[Saved entries]
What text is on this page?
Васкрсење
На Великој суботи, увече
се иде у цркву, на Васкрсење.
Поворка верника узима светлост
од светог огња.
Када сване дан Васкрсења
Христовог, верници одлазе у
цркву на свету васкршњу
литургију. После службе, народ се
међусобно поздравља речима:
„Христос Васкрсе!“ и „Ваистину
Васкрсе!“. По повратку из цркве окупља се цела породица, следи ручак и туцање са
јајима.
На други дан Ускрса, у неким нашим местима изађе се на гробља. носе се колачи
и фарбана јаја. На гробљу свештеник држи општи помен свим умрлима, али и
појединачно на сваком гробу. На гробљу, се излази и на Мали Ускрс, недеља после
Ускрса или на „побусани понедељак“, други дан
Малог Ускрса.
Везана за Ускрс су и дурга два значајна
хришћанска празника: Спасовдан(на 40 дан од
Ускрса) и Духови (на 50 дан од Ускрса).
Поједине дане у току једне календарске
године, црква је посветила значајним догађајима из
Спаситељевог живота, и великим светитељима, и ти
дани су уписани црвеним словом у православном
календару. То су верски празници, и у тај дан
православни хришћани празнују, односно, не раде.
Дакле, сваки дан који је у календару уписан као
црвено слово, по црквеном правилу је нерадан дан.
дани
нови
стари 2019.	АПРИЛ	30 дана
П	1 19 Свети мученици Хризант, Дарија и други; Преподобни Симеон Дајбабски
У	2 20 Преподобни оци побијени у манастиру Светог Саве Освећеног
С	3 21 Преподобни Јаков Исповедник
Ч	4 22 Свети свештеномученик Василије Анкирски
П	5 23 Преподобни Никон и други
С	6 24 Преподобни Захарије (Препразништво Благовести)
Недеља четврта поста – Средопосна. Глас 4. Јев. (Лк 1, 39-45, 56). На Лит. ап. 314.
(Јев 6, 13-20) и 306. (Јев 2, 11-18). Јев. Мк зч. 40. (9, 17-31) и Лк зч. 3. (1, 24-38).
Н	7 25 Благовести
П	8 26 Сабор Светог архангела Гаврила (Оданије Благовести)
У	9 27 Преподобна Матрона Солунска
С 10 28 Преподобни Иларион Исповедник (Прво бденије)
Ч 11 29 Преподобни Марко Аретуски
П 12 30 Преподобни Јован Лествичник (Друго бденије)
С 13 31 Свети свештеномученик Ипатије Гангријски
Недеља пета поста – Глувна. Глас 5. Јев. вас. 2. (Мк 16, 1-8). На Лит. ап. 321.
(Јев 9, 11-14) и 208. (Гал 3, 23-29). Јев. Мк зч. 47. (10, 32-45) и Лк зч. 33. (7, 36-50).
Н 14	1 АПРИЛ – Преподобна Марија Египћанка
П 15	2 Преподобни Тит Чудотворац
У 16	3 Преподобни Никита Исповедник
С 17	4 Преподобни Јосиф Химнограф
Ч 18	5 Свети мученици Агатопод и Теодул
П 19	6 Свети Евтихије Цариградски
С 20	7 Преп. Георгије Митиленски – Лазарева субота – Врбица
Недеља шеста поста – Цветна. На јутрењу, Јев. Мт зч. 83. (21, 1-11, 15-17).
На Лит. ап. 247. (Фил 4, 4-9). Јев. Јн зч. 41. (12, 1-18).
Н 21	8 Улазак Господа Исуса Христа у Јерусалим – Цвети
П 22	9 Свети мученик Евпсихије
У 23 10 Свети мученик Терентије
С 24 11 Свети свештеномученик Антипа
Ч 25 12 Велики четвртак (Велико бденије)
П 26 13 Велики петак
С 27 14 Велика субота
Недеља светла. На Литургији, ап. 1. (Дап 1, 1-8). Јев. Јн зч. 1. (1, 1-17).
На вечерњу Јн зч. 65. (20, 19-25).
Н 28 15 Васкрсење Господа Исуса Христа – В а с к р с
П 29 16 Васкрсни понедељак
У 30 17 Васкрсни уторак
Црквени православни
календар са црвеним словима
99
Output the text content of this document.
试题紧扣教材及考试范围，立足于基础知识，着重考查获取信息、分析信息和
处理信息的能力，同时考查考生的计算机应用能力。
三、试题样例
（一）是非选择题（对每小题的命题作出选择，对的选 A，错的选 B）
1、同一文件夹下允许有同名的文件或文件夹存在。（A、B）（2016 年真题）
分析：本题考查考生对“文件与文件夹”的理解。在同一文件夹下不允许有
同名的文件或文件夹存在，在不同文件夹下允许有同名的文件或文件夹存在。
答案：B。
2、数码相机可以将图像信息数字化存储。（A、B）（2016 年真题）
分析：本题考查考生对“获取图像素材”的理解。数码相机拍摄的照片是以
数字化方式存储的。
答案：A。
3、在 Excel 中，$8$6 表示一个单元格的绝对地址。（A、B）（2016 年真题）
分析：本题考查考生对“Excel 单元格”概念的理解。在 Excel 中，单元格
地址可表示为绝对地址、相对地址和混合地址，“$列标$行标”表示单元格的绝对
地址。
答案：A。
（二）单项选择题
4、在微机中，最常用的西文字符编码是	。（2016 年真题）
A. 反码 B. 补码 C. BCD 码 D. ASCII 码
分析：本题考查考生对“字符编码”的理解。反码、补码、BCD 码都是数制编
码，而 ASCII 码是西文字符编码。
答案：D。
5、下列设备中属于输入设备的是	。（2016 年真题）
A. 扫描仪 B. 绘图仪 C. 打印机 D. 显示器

■ TASK PROMPT
Every entry above needs to be quoted exactly.

■ RESULT
What text is on this page?
Васкрсење
На Великој суботи, увече
се иде у цркву, на Васкрсење.
Поворка верника узима светлост
од светог огња.
Када сване дан Васкрсења
Христовог, верници одлазе у
цркву на свету васкршњу
литургију. После службе, народ се
међусобно поздравља речима:
„Христос Васкрсе!“ и „Ваистину
Васкрсе!“. По повратку из цркве окупља се цела породица, следи ручак и туцање са
јајима.
На други дан Ускрса, у неким нашим местима изађе се на гробља. носе се колачи
и фарбана јаја. На гробљу свештеник држи општи помен свим умрлима, али и
појединачно на сваком гробу. На гробљу, се излази и на Мали Ускрс, недеља после
Ускрса или на „побусани понедељак“, други дан
Малог Ускрса.
Везана за Ускрс су и дурга два значајна
хришћанска празника: Спасовдан(на 40 дан од
Ускрса) и Духови (на 50 дан од Ускрса).
Поједине дане у току једне календарске
године, црква је посветила значајним догађајима из
Спаситељевог живота, и великим светитељима, и ти
дани су уписани црвеним словом у православном
календару. То су верски празници, и у тај дан
православни хришћани празнују, односно, не раде.
Дакле, сваки дан који је у календару уписан као
црвено слово, по црквеном правилу је нерадан дан.
дани
нови
стари 2019.	АПРИЛ	30 дана
П	1 19 Свети мученици Хризант, Дарија и други; Преподобни Симеон Дајбабски
У	2 20 Преподобни оци побијени у манастиру Светог Саве Освећеног
С	3 21 Преподобни Јаков Исповедник
Ч	4 22 Свети свештеномученик Василије Анкирски
П	5 23 Преподобни Никон и други
С	6 24 Преподобни Захарије (Препразништво Благовести)
Недеља четврта поста – Средопосна. Глас 4. Јев. (Лк 1, 39-45, 56). На Лит. ап. 314.
(Јев 6, 13-20) и 306. (Јев 2, 11-18). Јев. Мк зч. 40. (9, 17-31) и Лк зч. 3. (1, 24-38).
Н	7 25 Благовести
П	8 26 Сабор Светог архангела Гаврила (Оданије Благовести)
У	9 27 Преподобна Матрона Солунска
С 10 28 Преподобни Иларион Исповедник (Прво бденије)
Ч 11 29 Преподобни Марко Аретуски
П 12 30 Преподобни Јован Лествичник (Друго бденије)
С 13 31 Свети свештеномученик Ипатије Гангријски
Недеља пета поста – Глувна. Глас 5. Јев. вас. 2. (Мк 16, 1-8). На Лит. ап. 321.
(Јев 9, 11-14) и 208. (Гал 3, 23-29). Јев. Мк зч. 47. (10, 32-45) и Лк зч. 33. (7, 36-50).
Н 14	1 АПРИЛ – Преподобна Марија Египћанка
П 15	2 Преподобни Тит Чудотворац
У 16	3 Преподобни Никита Исповедник
С 17	4 Преподобни Јосиф Химнограф
Ч 18	5 Свети мученици Агатопод и Теодул
П 19	6 Свети Евтихије Цариградски
С 20	7 Преп. Георгије Митиленски – Лазарева субота – Врбица
Недеља шеста поста – Цветна. На јутрењу, Јев. Мт зч. 83. (21, 1-11, 15-17).
На Лит. ап. 247. (Фил 4, 4-9). Јев. Јн зч. 41. (12, 1-18).
Н 21	8 Улазак Господа Исуса Христа у Јерусалим – Цвети
П 22	9 Свети мученик Евпсихије
У 23 10 Свети мученик Терентије
С 24 11 Свети свештеномученик Антипа
Ч 25 12 Велики четвртак (Велико бденије)
П 26 13 Велики петак
С 27 14 Велика субота
Недеља светла. На Литургији, ап. 1. (Дап 1, 1-8). Јев. Јн зч. 1. (1, 1-17).
На вечерњу Јн зч. 65. (20, 19-25).
Н 28 15 Васкрсење Господа Исуса Христа – В а с к р с
П 29 16 Васкрсни понедељак
У 30 17 Васкрсни уторак
Црквени православни
календар са црвеним словима
99
Output the text content of this document.
试题紧扣教材及考试范围，立足于基础知识，着重考查获取信息、分析信息和
处理信息的能力，同时考查考生的计算机应用能力。
三、试题样例
（一）是非选择题（对每小题的命题作出选择，对的选 A，错的选 B）
1、同一文件夹下允许有同名的文件或文件夹存在。（A、B）（2016 年真题）
分析：本题考查考生对“文件与文件夹”的理解。在同一文件夹下不允许有
同名的文件或文件夹存在，在不同文件夹下允许有同名的文件或文件夹存在。
答案：B。
2、数码相机可以将图像信息数字化存储。（A、B）（2016 年真题）
分析：本题考查考生对“获取图像素材”的理解。数码相机拍摄的照片是以
数字化方式存储的。
答案：A。
3、在 Excel 中，$8$6 表示一个单元格的绝对地址。（A、B）（2016 年真题）
分析：本题考查考生对“Excel 单元格”概念的理解。在 Excel 中，单元格
地址可表示为绝对地址、相对地址和混合地址，“$列标$行标”表示单元格的绝对
地址。
答案：A。
（二）单项选择题
4、在微机中，最常用的西文字符编码是	。（2016 年真题）
A. 反码 B. 补码 C. BCD 码 D. ASCII 码
分析：本题考查考生对“字符编码”的理解。反码、补码、BCD 码都是数制编
码，而 ASCII 码是西文字符编码。
答案：D。
5、下列设备中属于输入设备的是	。（2016 年真题）
A. 扫描仪 B. 绘图仪 C. 打印机 D. 显示器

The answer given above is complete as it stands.